INFORMATION GIVEN.
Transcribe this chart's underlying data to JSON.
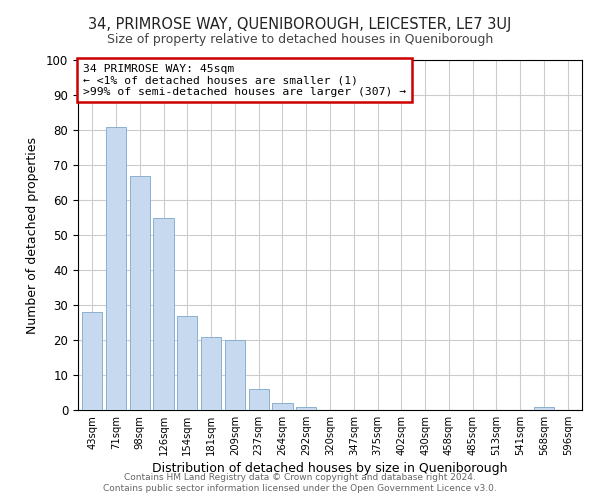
{
  "title": "34, PRIMROSE WAY, QUENIBOROUGH, LEICESTER, LE7 3UJ",
  "subtitle": "Size of property relative to detached houses in Queniborough",
  "xlabel": "Distribution of detached houses by size in Queniborough",
  "ylabel": "Number of detached properties",
  "bar_labels": [
    "43sqm",
    "71sqm",
    "98sqm",
    "126sqm",
    "154sqm",
    "181sqm",
    "209sqm",
    "237sqm",
    "264sqm",
    "292sqm",
    "320sqm",
    "347sqm",
    "375sqm",
    "402sqm",
    "430sqm",
    "458sqm",
    "485sqm",
    "513sqm",
    "541sqm",
    "568sqm",
    "596sqm"
  ],
  "bar_values": [
    28,
    81,
    67,
    55,
    27,
    21,
    20,
    6,
    2,
    1,
    0,
    0,
    0,
    0,
    0,
    0,
    0,
    0,
    0,
    1,
    0
  ],
  "bar_color": "#c6d9ee",
  "bar_edge_color": "#8ab0d0",
  "ylim": [
    0,
    100
  ],
  "yticks": [
    0,
    10,
    20,
    30,
    40,
    50,
    60,
    70,
    80,
    90,
    100
  ],
  "annotation_line1": "34 PRIMROSE WAY: 45sqm",
  "annotation_line2": "← <1% of detached houses are smaller (1)",
  "annotation_line3": ">99% of semi-detached houses are larger (307) →",
  "annotation_box_color": "#ffffff",
  "annotation_box_edge_color": "#cc0000",
  "footnote1": "Contains HM Land Registry data © Crown copyright and database right 2024.",
  "footnote2": "Contains public sector information licensed under the Open Government Licence v3.0.",
  "background_color": "#ffffff",
  "grid_color": "#cccccc"
}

TASK DESCRIPTION. Write out the listing word for word, omitting the pictures it holds.

RESULT OF THE EXERCISE.
Transcribe this chart's underlying data to JSON.
{
  "title": "34, PRIMROSE WAY, QUENIBOROUGH, LEICESTER, LE7 3UJ",
  "subtitle": "Size of property relative to detached houses in Queniborough",
  "xlabel": "Distribution of detached houses by size in Queniborough",
  "ylabel": "Number of detached properties",
  "bar_labels": [
    "43sqm",
    "71sqm",
    "98sqm",
    "126sqm",
    "154sqm",
    "181sqm",
    "209sqm",
    "237sqm",
    "264sqm",
    "292sqm",
    "320sqm",
    "347sqm",
    "375sqm",
    "402sqm",
    "430sqm",
    "458sqm",
    "485sqm",
    "513sqm",
    "541sqm",
    "568sqm",
    "596sqm"
  ],
  "bar_values": [
    28,
    81,
    67,
    55,
    27,
    21,
    20,
    6,
    2,
    1,
    0,
    0,
    0,
    0,
    0,
    0,
    0,
    0,
    0,
    1,
    0
  ],
  "bar_color": "#c6d9ee",
  "bar_edge_color": "#8ab0d0",
  "ylim": [
    0,
    100
  ],
  "yticks": [
    0,
    10,
    20,
    30,
    40,
    50,
    60,
    70,
    80,
    90,
    100
  ],
  "annotation_line1": "34 PRIMROSE WAY: 45sqm",
  "annotation_line2": "← <1% of detached houses are smaller (1)",
  "annotation_line3": ">99% of semi-detached houses are larger (307) →",
  "annotation_box_color": "#ffffff",
  "annotation_box_edge_color": "#cc0000",
  "footnote1": "Contains HM Land Registry data © Crown copyright and database right 2024.",
  "footnote2": "Contains public sector information licensed under the Open Government Licence v3.0.",
  "background_color": "#ffffff",
  "grid_color": "#cccccc"
}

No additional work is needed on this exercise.